### [Objective]
Search the material for the string "динамических" and copy each line where it occurs.

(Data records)
══════════════════════════════
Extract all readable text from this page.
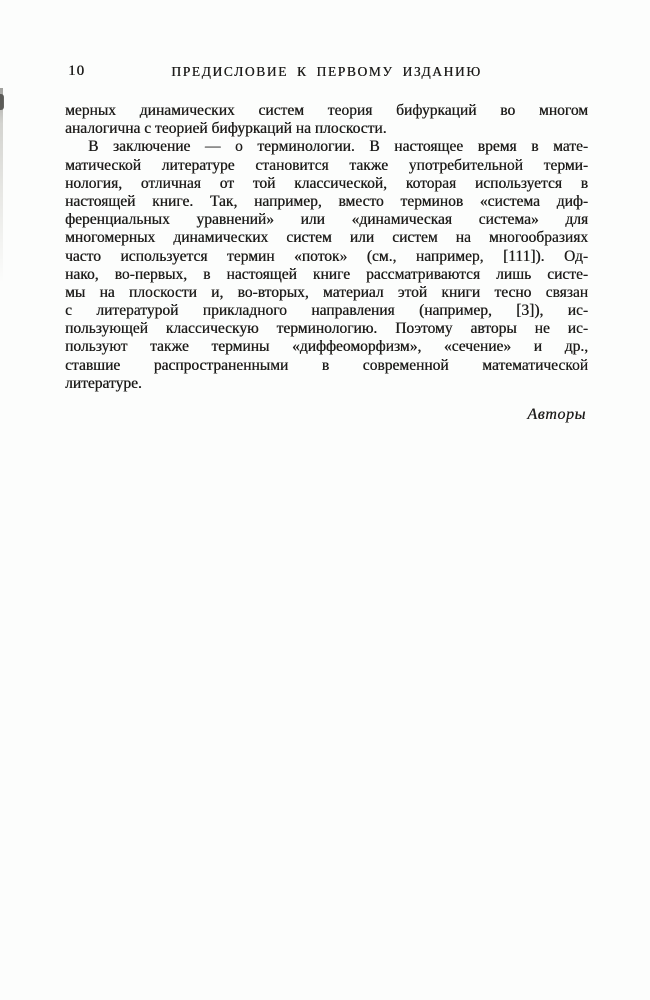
10	ПРЕДИСЛОВИЕ К ПЕРВОМУ ИЗДАНИЮ
мерных динамических систем теория бифуркаций во многом
аналогична с теорией бифуркаций на плоскости.
В заключение — о терминологии. В настоящее время в мате-
матической литературе становится также употребительной терми-
нология, отличная от той классической, которая используется в
настоящей книге. Так, например, вместо терминов «система диф-
ференциальных уравнений» или «динамическая система» для
многомерных динамических систем или систем на многообразиях
часто используется термин «поток» (см., например, [111]). Од-
нако, во-первых, в настоящей книге рассматриваются лишь систе-
мы на плоскости и, во-вторых, материал этой книги тесно связан
с литературой прикладного направления (например, [3]), ис-
пользующей классическую терминологию. Поэтому авторы не ис-
пользуют также термины «диффеоморфизм», «сечение» и др.,
ставшие распространенными в современной математической
литературе.
Авторы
══════════════════════════════
### [Response to this exercise]
мерных динамических систем теория бифуркаций во многом
многомерных динамических систем или систем на многообразиях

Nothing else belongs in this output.